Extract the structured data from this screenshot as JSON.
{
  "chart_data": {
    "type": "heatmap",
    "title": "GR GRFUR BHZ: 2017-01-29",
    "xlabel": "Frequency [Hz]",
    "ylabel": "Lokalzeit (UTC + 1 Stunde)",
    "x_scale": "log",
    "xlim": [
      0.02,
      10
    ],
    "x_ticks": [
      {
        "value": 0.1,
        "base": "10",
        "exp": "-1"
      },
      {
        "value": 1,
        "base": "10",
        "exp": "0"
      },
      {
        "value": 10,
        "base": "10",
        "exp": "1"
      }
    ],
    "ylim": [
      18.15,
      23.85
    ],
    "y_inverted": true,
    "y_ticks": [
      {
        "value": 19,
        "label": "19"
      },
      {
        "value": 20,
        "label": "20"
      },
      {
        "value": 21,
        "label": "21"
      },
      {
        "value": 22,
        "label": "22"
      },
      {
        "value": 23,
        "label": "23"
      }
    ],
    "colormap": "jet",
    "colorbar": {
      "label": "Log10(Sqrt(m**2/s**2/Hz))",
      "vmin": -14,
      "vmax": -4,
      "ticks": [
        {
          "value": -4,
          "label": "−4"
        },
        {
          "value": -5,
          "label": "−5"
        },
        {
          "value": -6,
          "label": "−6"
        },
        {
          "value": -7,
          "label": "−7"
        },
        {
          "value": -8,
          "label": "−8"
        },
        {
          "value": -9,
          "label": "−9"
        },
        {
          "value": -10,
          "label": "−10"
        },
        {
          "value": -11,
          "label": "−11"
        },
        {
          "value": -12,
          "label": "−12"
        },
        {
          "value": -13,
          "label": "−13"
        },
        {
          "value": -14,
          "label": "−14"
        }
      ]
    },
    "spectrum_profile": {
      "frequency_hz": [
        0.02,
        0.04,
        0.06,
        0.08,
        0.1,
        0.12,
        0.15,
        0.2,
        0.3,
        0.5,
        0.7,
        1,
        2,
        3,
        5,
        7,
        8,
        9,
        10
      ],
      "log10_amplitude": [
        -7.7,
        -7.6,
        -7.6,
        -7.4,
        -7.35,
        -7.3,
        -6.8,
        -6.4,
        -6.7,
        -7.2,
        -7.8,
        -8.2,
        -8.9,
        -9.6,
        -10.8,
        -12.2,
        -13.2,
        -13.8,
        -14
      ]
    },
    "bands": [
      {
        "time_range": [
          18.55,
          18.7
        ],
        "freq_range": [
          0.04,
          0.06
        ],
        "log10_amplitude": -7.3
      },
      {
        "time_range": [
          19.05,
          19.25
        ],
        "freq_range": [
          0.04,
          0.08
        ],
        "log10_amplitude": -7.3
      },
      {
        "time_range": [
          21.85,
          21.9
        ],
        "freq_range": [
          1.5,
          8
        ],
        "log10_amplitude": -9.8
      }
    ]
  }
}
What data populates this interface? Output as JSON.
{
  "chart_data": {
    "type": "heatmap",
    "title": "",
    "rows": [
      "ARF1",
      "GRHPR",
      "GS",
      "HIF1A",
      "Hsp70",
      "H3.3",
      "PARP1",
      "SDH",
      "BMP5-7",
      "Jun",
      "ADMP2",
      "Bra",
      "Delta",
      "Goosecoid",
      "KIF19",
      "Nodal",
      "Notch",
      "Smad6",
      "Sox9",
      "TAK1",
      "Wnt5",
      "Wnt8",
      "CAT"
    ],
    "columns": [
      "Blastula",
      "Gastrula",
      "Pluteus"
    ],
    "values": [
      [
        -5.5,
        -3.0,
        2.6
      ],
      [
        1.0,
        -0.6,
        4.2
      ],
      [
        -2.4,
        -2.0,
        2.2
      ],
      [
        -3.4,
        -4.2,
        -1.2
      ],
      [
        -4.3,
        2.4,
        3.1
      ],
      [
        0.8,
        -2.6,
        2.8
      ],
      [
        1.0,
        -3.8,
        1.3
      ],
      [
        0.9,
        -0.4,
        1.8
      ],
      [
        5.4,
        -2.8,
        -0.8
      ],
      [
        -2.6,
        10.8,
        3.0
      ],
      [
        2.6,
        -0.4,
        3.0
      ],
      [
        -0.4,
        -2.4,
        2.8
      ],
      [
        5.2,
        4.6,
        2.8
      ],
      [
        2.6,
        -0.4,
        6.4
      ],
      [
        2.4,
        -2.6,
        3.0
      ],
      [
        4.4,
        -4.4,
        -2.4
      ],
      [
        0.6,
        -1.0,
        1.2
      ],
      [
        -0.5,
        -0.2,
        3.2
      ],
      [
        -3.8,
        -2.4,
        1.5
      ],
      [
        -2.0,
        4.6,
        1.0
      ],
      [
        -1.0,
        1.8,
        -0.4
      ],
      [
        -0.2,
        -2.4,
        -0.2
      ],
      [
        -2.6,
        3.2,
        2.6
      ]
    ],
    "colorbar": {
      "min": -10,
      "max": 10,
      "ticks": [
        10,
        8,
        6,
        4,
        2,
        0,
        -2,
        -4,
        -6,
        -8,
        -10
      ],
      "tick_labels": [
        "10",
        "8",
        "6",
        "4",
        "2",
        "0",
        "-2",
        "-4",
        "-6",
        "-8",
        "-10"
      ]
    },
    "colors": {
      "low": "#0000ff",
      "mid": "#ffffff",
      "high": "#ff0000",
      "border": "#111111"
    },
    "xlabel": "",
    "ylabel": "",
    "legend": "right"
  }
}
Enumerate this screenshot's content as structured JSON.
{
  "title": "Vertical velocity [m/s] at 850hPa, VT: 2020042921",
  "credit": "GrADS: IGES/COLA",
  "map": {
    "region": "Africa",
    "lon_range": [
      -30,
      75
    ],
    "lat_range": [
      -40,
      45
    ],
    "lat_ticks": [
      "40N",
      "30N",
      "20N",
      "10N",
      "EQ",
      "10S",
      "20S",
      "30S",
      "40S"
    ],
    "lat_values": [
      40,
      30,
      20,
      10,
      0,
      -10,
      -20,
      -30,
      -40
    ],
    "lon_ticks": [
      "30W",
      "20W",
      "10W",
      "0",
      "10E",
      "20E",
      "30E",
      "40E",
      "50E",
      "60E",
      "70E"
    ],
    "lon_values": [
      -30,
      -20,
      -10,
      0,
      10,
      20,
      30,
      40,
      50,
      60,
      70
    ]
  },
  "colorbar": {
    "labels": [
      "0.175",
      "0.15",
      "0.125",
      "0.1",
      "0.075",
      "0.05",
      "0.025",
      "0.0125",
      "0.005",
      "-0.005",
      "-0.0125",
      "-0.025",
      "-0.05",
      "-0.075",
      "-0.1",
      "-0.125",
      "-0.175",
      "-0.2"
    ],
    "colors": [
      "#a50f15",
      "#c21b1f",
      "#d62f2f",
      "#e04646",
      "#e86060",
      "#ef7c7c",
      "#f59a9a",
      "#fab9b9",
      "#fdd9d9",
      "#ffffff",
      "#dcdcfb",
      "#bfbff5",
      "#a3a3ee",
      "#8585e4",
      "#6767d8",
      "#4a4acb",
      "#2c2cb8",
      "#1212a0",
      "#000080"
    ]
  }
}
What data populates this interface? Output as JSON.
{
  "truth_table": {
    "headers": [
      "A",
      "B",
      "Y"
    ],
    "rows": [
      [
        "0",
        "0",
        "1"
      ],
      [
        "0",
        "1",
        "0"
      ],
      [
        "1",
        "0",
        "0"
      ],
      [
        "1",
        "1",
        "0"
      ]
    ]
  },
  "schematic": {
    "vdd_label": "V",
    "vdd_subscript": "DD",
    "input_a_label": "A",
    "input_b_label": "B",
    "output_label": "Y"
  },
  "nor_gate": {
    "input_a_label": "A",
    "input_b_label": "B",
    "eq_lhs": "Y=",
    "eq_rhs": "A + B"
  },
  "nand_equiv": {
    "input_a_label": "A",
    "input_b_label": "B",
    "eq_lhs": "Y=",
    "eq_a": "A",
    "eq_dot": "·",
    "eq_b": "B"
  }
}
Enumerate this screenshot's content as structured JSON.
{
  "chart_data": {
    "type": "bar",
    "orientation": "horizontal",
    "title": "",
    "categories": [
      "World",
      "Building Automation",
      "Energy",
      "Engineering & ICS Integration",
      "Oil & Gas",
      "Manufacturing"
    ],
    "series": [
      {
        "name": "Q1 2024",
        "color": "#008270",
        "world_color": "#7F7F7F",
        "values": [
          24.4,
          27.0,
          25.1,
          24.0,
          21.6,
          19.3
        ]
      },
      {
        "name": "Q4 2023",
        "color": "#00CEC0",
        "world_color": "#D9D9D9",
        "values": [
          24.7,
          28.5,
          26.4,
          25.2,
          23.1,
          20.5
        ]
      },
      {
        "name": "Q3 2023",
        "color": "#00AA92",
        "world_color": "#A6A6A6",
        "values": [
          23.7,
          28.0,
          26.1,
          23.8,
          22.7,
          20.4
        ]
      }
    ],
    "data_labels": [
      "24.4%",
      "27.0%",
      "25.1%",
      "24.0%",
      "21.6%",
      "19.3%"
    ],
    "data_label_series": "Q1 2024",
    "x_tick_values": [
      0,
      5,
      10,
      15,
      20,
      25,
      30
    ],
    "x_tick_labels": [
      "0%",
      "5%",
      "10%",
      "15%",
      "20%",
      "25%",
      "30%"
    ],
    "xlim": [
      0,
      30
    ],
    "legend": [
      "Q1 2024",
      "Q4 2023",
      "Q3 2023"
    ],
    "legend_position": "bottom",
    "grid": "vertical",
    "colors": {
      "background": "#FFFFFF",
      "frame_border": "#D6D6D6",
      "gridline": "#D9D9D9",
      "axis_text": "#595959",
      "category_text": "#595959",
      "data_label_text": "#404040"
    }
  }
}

Work required
Say how many lines of the data include the word "ylabel". Nothing other than the number should be given.

Result of the exercise
2